== Record set ==

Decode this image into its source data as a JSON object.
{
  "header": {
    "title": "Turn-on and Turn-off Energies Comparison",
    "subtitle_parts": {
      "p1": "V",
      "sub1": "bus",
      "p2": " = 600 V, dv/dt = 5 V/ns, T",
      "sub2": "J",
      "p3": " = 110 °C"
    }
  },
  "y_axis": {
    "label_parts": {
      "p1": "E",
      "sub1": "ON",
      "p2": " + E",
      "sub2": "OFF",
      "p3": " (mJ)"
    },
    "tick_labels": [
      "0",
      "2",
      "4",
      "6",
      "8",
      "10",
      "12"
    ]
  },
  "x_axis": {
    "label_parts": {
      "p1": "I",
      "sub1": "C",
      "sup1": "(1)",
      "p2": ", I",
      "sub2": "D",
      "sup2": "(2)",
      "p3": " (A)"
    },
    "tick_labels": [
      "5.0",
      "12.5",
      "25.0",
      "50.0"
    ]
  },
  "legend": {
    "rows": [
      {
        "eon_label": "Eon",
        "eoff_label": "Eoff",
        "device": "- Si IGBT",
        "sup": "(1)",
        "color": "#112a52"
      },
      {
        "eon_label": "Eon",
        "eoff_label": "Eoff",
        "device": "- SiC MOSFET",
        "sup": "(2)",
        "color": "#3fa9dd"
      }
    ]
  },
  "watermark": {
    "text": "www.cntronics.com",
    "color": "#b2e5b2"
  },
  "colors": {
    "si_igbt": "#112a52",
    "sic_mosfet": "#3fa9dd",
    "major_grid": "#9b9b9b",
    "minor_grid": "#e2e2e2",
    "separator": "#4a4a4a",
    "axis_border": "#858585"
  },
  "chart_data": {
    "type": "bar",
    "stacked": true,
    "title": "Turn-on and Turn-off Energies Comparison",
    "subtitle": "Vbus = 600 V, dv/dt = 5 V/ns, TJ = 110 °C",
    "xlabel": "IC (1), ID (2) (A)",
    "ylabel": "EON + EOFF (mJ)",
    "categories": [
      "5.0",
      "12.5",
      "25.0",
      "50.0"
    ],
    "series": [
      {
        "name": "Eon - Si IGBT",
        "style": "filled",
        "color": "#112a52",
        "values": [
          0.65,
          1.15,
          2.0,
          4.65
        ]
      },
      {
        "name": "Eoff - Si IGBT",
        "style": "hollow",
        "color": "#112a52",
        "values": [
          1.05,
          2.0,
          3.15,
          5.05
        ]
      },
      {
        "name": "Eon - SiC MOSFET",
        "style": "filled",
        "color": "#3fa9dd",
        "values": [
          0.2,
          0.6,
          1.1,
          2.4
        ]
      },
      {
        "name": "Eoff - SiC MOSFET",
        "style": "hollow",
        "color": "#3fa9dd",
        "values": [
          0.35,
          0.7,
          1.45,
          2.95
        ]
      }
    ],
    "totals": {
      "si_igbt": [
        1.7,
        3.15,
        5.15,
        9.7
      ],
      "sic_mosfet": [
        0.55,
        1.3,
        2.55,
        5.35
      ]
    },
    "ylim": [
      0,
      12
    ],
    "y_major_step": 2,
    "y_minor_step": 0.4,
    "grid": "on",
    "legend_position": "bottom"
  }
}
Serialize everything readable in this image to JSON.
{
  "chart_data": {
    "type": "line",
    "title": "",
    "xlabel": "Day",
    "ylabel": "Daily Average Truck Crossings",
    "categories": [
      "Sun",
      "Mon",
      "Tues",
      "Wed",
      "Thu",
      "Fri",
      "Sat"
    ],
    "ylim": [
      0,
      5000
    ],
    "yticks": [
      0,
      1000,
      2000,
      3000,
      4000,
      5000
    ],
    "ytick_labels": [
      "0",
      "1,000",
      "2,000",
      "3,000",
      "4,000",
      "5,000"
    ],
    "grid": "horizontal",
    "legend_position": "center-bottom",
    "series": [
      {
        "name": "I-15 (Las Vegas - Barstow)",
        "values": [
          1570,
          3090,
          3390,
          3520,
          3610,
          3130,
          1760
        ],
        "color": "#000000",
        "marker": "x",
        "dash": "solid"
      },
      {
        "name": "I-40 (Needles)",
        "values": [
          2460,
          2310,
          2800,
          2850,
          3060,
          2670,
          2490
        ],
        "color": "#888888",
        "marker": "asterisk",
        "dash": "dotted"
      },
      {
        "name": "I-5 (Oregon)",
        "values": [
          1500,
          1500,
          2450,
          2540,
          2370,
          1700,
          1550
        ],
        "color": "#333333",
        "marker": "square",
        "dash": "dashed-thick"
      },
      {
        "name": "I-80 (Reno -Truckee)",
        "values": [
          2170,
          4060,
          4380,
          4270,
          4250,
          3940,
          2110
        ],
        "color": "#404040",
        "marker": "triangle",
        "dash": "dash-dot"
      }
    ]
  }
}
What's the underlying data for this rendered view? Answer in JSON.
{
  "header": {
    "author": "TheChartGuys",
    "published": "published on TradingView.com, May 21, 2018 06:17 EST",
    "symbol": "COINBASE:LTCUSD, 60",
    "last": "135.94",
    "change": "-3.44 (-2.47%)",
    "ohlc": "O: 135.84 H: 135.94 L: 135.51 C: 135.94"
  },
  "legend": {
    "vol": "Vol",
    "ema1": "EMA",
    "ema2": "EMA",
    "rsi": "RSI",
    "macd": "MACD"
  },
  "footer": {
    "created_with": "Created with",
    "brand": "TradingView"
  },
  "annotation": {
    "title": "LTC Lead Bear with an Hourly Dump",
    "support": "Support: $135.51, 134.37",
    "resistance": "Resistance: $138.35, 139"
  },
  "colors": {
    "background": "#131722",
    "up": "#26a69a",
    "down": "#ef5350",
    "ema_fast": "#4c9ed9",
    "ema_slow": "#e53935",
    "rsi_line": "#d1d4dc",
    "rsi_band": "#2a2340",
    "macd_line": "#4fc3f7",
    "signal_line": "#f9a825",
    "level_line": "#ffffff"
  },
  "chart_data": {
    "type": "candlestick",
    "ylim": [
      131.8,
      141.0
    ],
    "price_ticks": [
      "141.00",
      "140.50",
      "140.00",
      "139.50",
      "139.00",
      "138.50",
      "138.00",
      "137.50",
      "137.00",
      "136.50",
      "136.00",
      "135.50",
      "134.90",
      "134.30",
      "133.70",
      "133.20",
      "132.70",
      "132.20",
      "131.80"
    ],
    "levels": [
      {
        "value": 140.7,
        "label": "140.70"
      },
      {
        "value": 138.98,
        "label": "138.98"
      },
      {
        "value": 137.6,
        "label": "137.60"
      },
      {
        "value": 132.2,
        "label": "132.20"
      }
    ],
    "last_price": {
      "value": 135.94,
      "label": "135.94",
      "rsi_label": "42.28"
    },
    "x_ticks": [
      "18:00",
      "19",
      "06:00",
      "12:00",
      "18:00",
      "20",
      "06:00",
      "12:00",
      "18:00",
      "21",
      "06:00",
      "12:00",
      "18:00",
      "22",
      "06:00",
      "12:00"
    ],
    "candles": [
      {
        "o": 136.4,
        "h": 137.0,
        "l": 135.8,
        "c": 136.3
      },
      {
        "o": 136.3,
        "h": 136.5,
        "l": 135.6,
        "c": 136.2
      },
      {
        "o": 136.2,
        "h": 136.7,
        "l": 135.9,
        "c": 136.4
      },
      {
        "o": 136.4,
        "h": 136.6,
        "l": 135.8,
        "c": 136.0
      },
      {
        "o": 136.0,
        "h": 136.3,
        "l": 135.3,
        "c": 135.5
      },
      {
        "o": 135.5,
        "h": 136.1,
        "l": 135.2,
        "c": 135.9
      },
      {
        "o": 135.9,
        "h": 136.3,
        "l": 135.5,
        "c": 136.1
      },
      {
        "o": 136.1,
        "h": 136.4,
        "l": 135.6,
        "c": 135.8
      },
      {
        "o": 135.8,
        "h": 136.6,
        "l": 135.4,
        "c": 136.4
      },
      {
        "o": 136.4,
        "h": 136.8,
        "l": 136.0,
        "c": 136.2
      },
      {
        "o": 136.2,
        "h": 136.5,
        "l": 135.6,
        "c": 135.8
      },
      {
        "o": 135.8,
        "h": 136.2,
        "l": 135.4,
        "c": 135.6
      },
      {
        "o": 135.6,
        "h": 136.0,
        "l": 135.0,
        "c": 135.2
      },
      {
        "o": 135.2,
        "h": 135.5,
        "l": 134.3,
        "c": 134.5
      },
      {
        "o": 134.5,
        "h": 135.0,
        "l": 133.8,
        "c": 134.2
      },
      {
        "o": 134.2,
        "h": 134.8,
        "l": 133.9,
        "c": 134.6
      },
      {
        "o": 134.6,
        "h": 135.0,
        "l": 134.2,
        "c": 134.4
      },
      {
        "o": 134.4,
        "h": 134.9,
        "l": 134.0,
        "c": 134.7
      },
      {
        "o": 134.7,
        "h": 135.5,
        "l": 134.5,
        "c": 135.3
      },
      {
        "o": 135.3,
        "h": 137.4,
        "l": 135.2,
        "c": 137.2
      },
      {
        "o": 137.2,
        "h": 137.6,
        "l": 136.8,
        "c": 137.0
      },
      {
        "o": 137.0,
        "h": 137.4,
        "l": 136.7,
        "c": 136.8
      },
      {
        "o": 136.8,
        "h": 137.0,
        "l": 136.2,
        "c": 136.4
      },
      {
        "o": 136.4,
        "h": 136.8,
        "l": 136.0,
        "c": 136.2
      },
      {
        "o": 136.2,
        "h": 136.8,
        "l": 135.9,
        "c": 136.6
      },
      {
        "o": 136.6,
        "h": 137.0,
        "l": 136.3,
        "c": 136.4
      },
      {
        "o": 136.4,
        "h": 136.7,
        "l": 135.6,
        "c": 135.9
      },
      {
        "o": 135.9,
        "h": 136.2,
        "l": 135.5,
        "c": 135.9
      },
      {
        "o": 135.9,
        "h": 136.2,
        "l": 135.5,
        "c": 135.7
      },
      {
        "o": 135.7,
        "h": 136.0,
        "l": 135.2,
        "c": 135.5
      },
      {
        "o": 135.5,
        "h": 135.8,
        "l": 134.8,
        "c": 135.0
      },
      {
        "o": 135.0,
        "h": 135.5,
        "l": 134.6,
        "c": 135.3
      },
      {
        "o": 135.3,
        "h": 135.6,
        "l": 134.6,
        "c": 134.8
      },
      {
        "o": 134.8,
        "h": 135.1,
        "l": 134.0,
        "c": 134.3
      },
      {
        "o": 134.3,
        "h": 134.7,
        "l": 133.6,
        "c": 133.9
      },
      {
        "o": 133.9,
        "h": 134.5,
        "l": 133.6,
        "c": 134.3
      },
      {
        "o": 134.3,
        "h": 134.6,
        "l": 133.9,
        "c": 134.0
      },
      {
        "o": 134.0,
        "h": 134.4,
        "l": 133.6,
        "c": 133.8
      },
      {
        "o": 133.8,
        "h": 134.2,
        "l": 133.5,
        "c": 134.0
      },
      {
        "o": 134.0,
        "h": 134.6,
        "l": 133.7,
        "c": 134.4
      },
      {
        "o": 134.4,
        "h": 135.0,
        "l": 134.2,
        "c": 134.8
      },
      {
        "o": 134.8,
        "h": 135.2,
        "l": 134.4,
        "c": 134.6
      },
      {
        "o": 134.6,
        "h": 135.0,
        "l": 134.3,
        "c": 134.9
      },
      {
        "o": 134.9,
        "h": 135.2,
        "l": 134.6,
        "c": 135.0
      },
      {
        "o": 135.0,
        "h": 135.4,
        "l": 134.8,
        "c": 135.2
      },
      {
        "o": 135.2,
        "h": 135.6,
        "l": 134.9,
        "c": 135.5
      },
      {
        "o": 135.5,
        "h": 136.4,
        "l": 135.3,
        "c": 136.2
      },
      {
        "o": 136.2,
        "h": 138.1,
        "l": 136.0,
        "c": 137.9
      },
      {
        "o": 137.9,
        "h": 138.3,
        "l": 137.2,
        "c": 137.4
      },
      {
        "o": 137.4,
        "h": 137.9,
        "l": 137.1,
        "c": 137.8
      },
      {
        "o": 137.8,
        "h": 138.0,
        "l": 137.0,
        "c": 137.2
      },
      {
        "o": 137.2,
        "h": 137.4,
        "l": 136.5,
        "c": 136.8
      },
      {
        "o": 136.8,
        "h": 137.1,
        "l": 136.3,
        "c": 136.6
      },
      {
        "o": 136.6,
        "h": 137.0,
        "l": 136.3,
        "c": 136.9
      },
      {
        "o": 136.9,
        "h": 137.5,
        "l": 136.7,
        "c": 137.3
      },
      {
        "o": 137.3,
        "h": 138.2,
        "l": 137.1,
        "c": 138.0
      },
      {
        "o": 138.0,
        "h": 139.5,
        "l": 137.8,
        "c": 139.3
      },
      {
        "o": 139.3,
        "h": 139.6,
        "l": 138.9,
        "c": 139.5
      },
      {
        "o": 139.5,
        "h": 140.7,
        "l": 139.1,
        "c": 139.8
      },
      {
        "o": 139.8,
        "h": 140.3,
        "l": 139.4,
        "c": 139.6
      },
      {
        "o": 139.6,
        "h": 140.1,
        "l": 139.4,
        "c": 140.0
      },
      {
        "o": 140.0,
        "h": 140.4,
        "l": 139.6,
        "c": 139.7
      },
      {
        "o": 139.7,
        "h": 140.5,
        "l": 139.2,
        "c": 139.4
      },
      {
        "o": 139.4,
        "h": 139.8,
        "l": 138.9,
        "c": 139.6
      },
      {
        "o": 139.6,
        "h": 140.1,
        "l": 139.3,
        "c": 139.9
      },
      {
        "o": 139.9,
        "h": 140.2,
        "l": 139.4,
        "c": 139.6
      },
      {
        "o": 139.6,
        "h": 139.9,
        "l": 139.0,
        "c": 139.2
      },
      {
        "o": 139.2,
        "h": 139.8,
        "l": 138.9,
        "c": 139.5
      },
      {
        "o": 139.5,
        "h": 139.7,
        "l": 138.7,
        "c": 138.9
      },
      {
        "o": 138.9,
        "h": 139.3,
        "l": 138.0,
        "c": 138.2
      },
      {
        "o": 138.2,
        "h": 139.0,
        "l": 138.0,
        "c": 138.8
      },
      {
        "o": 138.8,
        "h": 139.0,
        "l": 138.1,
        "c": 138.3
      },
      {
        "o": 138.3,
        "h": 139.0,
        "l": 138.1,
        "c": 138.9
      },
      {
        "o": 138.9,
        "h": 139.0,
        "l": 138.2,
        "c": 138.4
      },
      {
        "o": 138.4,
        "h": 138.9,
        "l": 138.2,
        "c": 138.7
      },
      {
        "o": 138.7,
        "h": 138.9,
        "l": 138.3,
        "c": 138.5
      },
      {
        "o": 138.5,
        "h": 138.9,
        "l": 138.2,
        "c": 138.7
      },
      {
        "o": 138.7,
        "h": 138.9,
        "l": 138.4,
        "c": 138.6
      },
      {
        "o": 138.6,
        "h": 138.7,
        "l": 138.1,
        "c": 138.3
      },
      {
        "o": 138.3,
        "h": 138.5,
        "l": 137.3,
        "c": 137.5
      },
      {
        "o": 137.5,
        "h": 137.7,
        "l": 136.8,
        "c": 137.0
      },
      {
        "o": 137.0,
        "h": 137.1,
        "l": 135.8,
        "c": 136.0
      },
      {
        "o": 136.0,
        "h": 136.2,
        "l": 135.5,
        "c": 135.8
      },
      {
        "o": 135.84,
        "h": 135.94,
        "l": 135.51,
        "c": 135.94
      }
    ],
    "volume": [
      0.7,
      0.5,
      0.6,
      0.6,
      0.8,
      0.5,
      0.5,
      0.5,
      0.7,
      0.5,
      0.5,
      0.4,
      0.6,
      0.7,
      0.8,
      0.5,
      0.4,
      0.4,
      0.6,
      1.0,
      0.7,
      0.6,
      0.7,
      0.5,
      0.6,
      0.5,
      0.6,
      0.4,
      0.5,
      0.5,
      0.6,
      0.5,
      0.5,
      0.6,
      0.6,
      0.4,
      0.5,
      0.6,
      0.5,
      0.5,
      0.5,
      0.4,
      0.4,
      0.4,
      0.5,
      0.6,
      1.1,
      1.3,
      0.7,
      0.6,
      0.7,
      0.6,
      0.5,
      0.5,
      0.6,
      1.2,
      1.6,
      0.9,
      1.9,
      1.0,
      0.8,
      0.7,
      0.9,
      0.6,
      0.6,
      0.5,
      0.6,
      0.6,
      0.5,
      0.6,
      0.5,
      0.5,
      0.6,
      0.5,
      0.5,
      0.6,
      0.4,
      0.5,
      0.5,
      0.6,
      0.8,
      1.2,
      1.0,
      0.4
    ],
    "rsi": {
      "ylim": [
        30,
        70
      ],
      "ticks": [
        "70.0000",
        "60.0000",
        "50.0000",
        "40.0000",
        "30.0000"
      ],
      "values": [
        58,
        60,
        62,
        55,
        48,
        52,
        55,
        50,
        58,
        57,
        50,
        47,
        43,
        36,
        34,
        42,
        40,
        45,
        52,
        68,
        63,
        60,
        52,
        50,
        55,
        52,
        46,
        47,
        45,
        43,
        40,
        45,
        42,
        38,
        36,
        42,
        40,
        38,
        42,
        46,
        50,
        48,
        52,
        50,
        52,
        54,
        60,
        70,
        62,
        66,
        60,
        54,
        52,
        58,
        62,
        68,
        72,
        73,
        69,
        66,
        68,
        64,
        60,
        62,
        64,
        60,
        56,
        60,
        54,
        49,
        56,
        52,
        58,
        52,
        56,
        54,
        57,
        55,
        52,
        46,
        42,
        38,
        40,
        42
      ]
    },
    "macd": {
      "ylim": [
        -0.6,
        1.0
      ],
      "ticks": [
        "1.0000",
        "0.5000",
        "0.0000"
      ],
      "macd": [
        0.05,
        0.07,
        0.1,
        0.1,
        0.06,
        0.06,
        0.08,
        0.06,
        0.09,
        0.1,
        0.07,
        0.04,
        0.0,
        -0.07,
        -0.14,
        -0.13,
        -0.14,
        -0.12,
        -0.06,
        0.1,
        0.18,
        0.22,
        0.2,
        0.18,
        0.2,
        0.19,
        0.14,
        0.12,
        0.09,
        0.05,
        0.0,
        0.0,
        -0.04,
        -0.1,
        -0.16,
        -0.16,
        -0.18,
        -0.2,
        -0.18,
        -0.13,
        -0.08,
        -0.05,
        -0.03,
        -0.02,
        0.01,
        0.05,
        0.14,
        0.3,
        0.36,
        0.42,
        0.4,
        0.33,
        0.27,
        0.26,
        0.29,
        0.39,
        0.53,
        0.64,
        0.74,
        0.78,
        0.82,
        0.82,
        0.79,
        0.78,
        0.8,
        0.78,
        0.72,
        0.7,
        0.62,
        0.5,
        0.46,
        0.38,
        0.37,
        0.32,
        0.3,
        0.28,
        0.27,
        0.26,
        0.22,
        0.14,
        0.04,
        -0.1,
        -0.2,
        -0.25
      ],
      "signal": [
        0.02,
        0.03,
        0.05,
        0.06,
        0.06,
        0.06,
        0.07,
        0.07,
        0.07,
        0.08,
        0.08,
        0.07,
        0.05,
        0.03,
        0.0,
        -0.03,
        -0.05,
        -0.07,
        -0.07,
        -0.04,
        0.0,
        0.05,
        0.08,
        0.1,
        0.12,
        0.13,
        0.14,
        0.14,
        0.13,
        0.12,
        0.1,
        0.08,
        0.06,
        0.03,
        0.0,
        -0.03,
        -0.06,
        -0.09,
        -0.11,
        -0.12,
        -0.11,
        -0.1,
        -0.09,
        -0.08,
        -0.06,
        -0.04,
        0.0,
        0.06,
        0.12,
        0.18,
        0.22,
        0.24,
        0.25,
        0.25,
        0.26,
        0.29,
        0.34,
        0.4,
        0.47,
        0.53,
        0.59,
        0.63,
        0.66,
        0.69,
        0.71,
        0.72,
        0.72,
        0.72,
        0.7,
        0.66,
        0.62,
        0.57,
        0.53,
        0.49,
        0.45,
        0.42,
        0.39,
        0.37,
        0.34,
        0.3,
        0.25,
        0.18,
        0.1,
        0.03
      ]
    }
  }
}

===

Return only the number of lines in the data above that include the word "with".

2